- Document extract -
An 1843 case, Henderson v Henderson, gives us a common law rule “that there should be finality in litigation and that a party should not be twice vexed in the same matter”.
Four recent Irish cases address again the issue of duplication of proceedings.
Cunningham -v- Intel Ireland Ltd
Cunningham -v- Intel Ireland Ltd  IEHC 207 is an important decision of the High Court in 2013 which deals with duplication of or parallel proceedings, that is, the bringing of a case arising from the same circumstances in multiple venues; for example, a claim in the Employment Appeals Tribunal for constructive for unfair dismissal and a claim in the High Court for wrongful dismissal/breach of contract/personal injuries.
Intel Ireland Ltd. issued a motion seeking to strike out the plaintiff’s personal injury summons as an abuse of process and/or a duplication of the plaintiff’s equality claim against the defendant and/or for want of prosecution.
Intel Ireland Ltd. relied on s. 101(2) (a) of the Employment Equality Act 1998 – 2008 and upon the common law rule in Henderson v. Henderson (1843) 3 Hare 100, both of which are designed to prevent the duplication of proceedings.

- Aim 1 -
Filter the records down to the lines that contain the string "axis", and treat uppercase and lowercase as different.
The text and the records have nothing to do with each other.

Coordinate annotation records
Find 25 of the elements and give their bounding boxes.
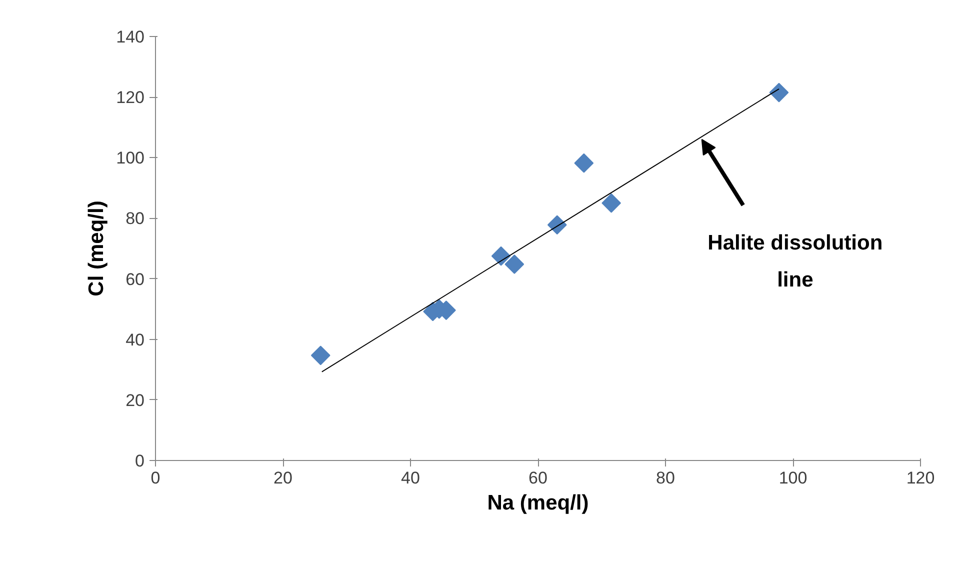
- x-axis-title: Na (meq/l): [487, 492, 589, 514]
- y-tick-label: 140: [116, 28, 145, 46]
- point: [491, 246, 511, 266]
- y-tick-label: 20: [126, 390, 145, 410]
- y-tick-label: 80: [126, 209, 145, 228]
- y-tick-label: 120: [116, 88, 145, 108]
- y-tick-label: 0: [135, 452, 145, 470]
- annotation: Halite dissolution line: [708, 232, 883, 292]
- x-tick-label: 100: [778, 468, 808, 488]
- y-tick-label: 40: [126, 330, 145, 350]
- x-tick-label: 120: [906, 468, 935, 488]
- x-tick-label: 40: [401, 468, 420, 488]
- x-tick-label: 20: [274, 468, 292, 488]
- point: [602, 193, 622, 213]
- point: [547, 215, 567, 235]
- point: [310, 346, 330, 366]
- point: [574, 153, 594, 173]
- x-tick-label: 60: [528, 468, 548, 488]
- point: [504, 254, 524, 274]
- y-axis-title: Cl (meq/l): [85, 200, 108, 296]
- point: [769, 82, 789, 102]
- x-tick-label: 0: [150, 468, 160, 488]
- y-tick-label: 100: [116, 148, 145, 168]
- y-tick-label: 60: [126, 270, 145, 289]
- x-tick-label: 80: [656, 468, 675, 488]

- Aim 2 -
Could you resume the passage on duplication of proceedings in Irish law and carry it on from its last sentence?

- Exercise response 1 -
- x-axis-title: Na (meq/l): [487, 492, 589, 514]
- y-axis-title: Cl (meq/l): [85, 200, 108, 296]

- Exercise response 2 -
The plaintiff’s equality claim (that she was discriminated against on the grounds of gender) was heard but rejected by the Equality Tribunal. The plaintiff appealed that decision to the Labour Court and the appeal was ongoing.
She claimed that the alleged discrimination significantly affected her “health and wellbeing”.
Her personal injury claim in the High Court appeared to relate to the same alleged damage to the plaintiff’s “health and wellbeing”.
The defendant claimed that the same events caused the alleged personal injury claimed in the personal injury summons in the High Court and objected to being required to meet the same claim in High Court proceedings and in the statutory proceedings.
There appeared to be no part of the claim in the personal injury summons that was not made to the Equality Tribunal.
Justice Hedigan’s Decision
Section 101 of the Employment Equality Act 1998 – 2008 at (2)(a) provides;
“Where an individual has referred a case to the Director under section 77(1) and either a settlement has been reached by mediation or the Director has begun an investigation under section 79, the individual –
(a) shall not be entitled to recover damages at common law in respect of the case, and . . ..”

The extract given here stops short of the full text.